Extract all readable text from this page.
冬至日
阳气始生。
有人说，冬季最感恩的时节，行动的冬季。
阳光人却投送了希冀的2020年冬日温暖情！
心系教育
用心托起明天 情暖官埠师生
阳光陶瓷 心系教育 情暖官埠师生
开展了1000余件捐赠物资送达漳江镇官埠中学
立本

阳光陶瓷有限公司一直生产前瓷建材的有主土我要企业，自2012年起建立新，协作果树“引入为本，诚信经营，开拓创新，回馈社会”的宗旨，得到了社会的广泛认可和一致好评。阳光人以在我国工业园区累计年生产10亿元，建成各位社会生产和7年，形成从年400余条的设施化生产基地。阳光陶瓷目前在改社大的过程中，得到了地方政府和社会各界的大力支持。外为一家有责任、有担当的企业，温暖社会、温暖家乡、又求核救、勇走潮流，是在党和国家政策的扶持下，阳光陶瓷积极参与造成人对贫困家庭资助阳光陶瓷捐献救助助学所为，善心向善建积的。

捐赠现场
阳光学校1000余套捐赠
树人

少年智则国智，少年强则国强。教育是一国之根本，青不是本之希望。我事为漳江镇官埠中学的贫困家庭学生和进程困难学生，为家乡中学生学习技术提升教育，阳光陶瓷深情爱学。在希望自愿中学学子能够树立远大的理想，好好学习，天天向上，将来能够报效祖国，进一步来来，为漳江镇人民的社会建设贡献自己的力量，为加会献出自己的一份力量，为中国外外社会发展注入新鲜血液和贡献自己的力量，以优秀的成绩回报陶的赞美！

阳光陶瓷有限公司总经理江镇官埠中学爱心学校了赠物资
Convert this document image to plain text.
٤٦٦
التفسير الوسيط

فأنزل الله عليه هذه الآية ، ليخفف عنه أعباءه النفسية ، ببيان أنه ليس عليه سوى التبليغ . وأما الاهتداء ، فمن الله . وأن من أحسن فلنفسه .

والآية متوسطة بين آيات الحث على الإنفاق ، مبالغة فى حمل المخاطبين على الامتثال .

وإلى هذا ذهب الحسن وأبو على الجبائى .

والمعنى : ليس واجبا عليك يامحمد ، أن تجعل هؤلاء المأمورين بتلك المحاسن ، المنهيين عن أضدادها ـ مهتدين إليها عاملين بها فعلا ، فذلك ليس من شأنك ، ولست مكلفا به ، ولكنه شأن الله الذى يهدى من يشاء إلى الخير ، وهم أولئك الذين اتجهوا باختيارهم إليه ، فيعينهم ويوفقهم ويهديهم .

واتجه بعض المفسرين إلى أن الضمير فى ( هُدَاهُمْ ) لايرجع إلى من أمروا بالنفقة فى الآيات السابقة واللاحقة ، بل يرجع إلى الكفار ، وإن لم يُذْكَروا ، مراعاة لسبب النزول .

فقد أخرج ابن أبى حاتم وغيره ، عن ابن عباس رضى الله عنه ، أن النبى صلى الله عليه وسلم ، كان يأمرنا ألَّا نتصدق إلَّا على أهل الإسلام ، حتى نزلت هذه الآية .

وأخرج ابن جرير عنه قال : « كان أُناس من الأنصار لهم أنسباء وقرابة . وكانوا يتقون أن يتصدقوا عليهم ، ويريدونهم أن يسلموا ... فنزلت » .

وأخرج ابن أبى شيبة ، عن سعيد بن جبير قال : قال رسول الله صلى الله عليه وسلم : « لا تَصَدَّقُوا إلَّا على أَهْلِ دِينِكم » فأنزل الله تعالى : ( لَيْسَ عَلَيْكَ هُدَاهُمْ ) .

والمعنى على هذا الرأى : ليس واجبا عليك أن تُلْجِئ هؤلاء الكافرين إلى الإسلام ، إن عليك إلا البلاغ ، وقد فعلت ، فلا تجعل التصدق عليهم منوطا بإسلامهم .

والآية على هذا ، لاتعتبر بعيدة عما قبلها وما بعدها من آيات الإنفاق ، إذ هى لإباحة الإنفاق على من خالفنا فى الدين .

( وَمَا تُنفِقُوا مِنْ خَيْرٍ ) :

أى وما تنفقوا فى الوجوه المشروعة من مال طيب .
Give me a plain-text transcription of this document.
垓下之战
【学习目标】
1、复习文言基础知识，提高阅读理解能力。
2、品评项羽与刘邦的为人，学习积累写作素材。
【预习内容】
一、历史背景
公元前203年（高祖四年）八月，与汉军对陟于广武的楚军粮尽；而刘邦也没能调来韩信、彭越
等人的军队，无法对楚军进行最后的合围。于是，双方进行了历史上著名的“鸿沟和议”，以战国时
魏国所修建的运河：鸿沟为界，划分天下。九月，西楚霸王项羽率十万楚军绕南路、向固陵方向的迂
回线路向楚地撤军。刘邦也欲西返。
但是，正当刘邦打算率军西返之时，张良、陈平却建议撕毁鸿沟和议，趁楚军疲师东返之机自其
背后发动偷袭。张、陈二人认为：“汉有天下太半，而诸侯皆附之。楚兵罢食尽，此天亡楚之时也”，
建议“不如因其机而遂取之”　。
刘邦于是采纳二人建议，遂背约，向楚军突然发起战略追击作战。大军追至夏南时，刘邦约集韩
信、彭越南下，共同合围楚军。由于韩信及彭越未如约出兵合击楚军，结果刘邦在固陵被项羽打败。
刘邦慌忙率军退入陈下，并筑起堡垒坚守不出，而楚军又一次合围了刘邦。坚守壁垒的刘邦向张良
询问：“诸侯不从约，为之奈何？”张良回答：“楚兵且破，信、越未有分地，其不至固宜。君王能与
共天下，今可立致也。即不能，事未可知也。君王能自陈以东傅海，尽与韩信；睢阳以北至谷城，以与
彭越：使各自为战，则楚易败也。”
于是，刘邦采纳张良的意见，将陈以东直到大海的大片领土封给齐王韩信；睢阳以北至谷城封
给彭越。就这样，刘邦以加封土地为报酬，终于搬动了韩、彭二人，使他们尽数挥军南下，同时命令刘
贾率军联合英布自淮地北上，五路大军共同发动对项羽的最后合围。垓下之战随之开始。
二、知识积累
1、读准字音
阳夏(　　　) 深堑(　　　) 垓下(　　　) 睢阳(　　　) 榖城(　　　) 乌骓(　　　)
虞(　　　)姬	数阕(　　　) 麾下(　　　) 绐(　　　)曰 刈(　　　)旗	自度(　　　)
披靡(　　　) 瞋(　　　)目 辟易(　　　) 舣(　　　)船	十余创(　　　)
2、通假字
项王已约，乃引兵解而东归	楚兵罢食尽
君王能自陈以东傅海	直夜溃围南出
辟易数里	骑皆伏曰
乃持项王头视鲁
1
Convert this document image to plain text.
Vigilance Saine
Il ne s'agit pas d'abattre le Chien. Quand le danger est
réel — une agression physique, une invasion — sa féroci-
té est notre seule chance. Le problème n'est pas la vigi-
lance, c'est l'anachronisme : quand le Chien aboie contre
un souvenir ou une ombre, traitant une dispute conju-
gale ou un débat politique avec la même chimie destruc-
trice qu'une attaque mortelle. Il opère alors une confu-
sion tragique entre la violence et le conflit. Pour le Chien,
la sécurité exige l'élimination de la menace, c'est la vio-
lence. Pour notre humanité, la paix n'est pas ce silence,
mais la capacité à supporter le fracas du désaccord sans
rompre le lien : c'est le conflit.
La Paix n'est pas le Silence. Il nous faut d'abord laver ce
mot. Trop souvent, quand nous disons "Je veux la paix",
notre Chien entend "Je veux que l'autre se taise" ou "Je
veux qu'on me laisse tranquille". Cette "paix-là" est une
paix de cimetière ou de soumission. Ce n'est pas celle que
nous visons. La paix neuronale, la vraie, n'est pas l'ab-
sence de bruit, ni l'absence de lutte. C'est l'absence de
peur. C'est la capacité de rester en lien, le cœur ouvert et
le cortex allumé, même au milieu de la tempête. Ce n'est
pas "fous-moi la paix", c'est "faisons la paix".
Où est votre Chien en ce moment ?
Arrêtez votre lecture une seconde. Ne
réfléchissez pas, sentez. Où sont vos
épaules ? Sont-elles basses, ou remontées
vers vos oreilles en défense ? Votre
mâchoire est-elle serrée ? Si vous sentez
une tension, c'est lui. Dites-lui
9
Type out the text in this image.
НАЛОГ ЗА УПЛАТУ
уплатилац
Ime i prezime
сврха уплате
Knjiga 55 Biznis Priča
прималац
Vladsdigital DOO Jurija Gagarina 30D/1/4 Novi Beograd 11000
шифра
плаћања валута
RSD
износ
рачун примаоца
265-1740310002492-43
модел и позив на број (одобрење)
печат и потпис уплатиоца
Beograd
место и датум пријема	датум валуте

····················

_What the task asks_
Go through the listing above line by line and say how many lines hold the word "هؤلاء". Reply with that number only.

_Finished task_
2